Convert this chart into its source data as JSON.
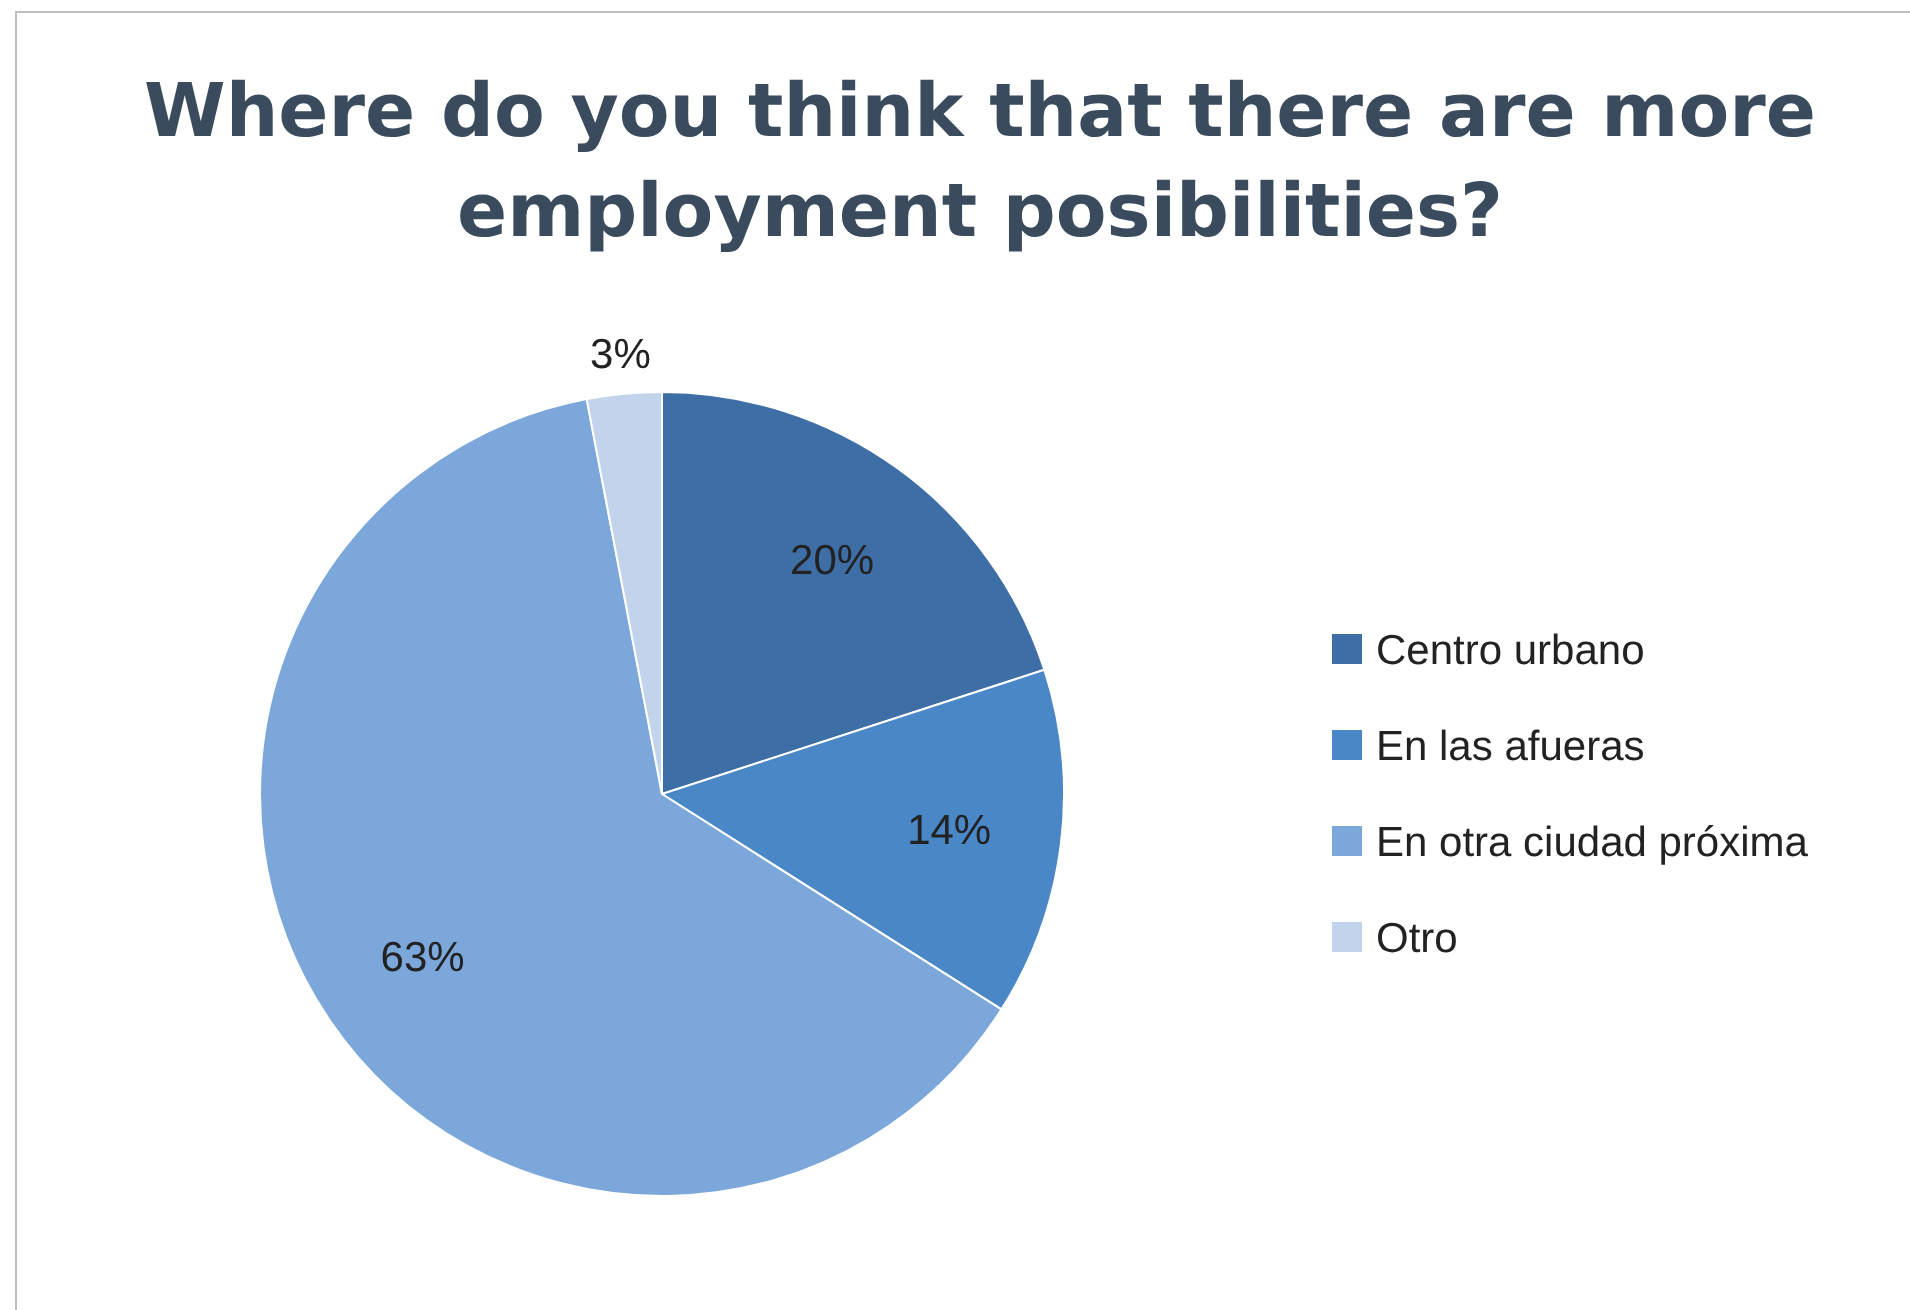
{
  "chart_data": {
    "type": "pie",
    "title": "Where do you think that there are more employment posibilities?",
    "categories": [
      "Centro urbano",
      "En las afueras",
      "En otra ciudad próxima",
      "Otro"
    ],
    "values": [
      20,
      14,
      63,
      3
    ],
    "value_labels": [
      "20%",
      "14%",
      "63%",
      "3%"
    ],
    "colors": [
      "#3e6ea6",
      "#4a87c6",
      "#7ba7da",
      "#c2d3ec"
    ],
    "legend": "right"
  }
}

▬▬▬

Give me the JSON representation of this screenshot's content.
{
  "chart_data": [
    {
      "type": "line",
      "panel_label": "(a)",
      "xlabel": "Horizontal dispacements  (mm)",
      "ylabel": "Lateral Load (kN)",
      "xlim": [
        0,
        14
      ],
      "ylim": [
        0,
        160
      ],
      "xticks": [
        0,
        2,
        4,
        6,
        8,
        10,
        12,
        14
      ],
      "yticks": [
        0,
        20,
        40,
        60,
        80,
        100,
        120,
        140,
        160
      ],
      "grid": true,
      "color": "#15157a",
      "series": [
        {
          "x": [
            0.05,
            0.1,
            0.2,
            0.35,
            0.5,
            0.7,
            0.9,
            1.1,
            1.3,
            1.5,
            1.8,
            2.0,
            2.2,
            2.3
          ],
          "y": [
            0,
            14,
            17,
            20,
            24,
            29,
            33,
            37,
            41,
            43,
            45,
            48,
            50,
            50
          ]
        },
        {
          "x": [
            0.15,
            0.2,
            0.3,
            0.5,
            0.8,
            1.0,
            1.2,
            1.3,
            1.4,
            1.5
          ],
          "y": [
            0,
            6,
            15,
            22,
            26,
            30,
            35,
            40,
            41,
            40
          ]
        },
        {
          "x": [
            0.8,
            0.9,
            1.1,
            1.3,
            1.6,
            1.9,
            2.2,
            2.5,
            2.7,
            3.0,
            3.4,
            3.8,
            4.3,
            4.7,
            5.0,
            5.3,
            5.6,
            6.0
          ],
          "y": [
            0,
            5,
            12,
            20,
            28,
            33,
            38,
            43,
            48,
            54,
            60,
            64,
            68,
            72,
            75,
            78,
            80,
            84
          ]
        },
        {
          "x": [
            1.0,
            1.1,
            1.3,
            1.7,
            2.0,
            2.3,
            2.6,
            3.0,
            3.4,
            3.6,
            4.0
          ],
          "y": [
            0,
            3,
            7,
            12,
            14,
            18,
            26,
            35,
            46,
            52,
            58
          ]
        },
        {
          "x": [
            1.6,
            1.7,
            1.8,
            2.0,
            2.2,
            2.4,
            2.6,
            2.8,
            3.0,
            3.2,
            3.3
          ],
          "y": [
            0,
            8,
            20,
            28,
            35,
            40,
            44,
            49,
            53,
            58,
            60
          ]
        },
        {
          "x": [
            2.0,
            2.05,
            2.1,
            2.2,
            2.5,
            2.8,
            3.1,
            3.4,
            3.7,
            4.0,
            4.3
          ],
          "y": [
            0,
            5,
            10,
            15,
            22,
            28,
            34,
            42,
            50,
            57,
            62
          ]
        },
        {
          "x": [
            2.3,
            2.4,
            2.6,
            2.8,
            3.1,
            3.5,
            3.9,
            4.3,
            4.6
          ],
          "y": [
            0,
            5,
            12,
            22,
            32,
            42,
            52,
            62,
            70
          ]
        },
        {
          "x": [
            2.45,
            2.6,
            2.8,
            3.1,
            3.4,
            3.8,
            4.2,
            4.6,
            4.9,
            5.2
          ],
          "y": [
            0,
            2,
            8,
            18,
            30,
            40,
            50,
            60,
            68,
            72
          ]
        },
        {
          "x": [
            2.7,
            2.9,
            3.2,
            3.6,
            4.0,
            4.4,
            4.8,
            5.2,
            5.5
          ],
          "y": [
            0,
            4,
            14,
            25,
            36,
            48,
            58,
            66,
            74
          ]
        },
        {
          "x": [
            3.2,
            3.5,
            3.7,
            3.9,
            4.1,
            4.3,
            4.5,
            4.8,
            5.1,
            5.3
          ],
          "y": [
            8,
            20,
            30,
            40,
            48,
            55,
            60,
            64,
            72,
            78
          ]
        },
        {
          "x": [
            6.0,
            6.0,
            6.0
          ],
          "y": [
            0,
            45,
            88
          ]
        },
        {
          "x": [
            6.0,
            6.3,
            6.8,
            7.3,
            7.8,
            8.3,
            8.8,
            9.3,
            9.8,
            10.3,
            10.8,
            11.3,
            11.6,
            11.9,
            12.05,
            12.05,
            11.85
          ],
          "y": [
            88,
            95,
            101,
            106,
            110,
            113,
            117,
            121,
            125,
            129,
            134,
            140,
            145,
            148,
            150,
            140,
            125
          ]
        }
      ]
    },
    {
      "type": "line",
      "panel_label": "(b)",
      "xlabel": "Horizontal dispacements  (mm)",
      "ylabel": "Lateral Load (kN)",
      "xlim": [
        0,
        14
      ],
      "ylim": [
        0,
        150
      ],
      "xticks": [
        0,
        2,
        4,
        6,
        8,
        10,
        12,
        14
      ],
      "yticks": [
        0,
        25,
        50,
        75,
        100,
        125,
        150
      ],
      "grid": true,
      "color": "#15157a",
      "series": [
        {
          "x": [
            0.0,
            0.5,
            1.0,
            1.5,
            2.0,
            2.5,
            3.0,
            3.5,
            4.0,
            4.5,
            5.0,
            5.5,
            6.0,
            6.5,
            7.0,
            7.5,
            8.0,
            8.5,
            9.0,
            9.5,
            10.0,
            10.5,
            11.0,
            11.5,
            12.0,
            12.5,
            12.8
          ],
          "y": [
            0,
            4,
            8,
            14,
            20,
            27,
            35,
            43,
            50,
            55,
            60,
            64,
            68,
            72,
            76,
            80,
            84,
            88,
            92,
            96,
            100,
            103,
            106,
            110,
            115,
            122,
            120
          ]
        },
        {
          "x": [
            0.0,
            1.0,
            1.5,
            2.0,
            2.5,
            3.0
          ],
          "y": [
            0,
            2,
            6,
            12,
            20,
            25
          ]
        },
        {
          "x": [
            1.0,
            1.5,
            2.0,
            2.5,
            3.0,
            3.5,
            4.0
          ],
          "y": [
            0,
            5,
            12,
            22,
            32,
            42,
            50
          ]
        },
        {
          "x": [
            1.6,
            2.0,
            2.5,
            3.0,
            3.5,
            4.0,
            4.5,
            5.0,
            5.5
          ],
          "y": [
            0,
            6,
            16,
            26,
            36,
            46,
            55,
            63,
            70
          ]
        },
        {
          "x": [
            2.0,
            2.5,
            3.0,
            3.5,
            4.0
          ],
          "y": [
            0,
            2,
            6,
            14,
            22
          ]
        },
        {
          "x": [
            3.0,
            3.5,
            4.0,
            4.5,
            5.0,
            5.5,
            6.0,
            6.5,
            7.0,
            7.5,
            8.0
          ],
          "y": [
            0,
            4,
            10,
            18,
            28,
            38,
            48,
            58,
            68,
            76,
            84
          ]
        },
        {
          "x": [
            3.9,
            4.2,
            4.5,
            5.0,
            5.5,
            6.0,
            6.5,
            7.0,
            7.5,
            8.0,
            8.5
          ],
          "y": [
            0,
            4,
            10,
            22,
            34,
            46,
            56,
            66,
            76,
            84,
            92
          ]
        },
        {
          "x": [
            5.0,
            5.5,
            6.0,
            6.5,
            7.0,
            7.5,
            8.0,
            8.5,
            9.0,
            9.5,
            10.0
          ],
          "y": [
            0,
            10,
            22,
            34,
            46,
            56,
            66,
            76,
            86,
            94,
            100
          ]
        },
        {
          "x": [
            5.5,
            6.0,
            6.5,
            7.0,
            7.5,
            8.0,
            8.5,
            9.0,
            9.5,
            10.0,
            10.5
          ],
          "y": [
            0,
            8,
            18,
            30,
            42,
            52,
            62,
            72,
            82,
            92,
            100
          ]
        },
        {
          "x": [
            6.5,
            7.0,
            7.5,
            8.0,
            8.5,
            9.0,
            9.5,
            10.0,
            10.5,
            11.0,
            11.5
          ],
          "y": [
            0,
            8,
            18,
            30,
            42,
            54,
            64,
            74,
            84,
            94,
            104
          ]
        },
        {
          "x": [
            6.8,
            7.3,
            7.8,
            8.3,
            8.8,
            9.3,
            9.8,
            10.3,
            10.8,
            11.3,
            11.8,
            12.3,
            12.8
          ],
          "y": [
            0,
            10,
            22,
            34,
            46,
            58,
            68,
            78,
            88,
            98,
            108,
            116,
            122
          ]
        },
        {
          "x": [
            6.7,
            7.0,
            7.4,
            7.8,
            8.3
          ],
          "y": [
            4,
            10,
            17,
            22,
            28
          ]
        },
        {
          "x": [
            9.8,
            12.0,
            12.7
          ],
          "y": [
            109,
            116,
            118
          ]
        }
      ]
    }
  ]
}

▬▬▬

What is needed ->
Tally the lines in the records above that contain the word "this", and give only that number.

Response to the task ->
2